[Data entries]
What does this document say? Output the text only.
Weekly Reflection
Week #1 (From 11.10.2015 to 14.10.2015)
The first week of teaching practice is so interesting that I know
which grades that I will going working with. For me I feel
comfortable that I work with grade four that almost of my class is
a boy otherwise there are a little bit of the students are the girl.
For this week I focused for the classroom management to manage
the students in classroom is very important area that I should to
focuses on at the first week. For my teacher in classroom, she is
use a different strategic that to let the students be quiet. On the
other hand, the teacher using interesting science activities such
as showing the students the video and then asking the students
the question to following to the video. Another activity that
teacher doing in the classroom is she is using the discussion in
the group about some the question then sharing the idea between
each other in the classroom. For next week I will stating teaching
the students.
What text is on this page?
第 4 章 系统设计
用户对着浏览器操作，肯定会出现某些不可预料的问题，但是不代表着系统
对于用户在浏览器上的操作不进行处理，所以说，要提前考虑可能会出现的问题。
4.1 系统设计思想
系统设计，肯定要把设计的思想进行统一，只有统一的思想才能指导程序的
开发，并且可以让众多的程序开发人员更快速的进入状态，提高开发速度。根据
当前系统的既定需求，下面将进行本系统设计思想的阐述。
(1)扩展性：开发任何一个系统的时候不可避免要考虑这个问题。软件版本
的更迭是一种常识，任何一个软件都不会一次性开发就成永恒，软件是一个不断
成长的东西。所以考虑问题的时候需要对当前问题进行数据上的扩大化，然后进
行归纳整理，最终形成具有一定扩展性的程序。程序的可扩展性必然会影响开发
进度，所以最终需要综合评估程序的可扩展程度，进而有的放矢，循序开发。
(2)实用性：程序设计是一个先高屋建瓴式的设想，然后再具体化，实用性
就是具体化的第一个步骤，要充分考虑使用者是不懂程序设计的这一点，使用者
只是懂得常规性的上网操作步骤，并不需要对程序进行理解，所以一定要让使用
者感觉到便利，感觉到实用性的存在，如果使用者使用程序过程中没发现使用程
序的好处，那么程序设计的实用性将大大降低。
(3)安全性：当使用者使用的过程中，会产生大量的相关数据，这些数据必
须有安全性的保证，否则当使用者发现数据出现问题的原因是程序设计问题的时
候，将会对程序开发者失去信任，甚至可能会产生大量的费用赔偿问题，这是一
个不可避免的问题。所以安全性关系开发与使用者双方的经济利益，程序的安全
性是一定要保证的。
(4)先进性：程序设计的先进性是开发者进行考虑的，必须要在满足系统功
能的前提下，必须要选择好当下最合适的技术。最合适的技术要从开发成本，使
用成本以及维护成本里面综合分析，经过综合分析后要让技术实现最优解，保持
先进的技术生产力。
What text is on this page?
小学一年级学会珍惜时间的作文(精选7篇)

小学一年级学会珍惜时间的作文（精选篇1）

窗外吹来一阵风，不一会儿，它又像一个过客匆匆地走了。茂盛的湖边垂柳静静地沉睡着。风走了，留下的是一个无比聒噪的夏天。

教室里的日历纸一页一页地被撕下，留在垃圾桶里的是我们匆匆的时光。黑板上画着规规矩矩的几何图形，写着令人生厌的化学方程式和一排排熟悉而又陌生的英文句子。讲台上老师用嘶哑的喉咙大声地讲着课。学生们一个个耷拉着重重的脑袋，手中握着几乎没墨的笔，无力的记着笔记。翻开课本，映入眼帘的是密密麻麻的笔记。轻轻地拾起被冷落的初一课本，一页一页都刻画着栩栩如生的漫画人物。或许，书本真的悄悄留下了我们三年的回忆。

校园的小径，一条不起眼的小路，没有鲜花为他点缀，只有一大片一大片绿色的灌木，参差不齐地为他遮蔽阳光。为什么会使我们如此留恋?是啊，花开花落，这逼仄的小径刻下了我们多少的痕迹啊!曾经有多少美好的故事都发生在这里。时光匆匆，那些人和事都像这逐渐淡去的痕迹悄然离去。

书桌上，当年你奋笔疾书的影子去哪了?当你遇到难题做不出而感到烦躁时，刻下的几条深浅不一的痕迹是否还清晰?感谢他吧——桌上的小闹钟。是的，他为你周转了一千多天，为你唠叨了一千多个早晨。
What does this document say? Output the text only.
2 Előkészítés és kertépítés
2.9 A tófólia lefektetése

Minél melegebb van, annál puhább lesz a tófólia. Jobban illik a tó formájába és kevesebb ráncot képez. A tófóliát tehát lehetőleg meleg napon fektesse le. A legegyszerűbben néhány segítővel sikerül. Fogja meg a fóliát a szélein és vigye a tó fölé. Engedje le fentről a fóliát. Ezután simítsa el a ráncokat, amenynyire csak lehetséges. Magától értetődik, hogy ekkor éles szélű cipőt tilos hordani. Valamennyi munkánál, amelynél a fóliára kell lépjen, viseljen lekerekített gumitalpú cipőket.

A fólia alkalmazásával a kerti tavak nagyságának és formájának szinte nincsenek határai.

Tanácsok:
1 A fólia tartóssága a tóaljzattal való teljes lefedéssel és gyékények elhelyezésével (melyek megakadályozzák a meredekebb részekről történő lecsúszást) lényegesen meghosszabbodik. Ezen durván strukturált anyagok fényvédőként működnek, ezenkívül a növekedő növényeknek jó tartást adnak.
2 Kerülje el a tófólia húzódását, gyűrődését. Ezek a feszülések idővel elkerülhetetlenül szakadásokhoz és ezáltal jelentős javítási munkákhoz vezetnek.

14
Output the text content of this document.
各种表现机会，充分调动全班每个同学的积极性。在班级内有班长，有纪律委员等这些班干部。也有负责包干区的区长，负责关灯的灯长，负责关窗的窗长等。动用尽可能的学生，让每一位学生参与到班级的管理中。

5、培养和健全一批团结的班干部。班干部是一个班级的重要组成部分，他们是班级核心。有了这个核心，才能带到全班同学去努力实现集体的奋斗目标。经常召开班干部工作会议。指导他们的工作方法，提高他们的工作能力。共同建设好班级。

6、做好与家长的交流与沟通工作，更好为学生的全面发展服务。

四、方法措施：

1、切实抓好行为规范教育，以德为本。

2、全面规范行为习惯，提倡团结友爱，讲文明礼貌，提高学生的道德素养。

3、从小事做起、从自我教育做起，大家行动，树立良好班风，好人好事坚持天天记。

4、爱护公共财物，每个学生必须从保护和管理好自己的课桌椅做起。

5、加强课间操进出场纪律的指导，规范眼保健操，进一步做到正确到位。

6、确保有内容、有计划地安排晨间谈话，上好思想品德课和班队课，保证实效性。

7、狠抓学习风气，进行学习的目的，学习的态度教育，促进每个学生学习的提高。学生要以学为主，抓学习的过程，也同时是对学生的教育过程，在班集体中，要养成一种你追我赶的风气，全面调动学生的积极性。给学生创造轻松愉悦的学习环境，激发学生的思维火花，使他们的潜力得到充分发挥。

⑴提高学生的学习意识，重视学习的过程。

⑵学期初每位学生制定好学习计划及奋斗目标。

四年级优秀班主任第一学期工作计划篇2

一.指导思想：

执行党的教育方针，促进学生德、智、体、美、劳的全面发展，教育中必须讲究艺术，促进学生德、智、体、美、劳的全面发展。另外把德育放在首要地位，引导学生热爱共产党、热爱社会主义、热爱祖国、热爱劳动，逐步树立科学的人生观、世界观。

Job: Find "tófólia". Copy every line it occurs in.

Final result:
2.9 A tófólia lefektetése
Minél melegebb van, annál puhább lesz a tófólia. Jobban illik a tó formájába és kevesebb ráncot képez. A tófóliát tehát lehetőleg meleg napon fektesse le. A legegyszerűbben néhány segítővel sikerül. Fogja meg a fóliát a szélein és vigye a tó fölé. Engedje le fentről a fóliát. Ezután simítsa el a ráncokat, amenynyire csak lehetséges. Magától értetődik, hogy ekkor éles szélű cipőt tilos hordani. Valamennyi munkánál, amelynél a fóliára kell lépjen, viseljen lekerekített gumitalpú cipőket.
2 Kerülje el a tófólia húzódását, gyűrődését. Ezek a feszülések idővel elkerülhetetlenül szakadásokhoz és ezáltal jelentős javítási munkákhoz vezetnek.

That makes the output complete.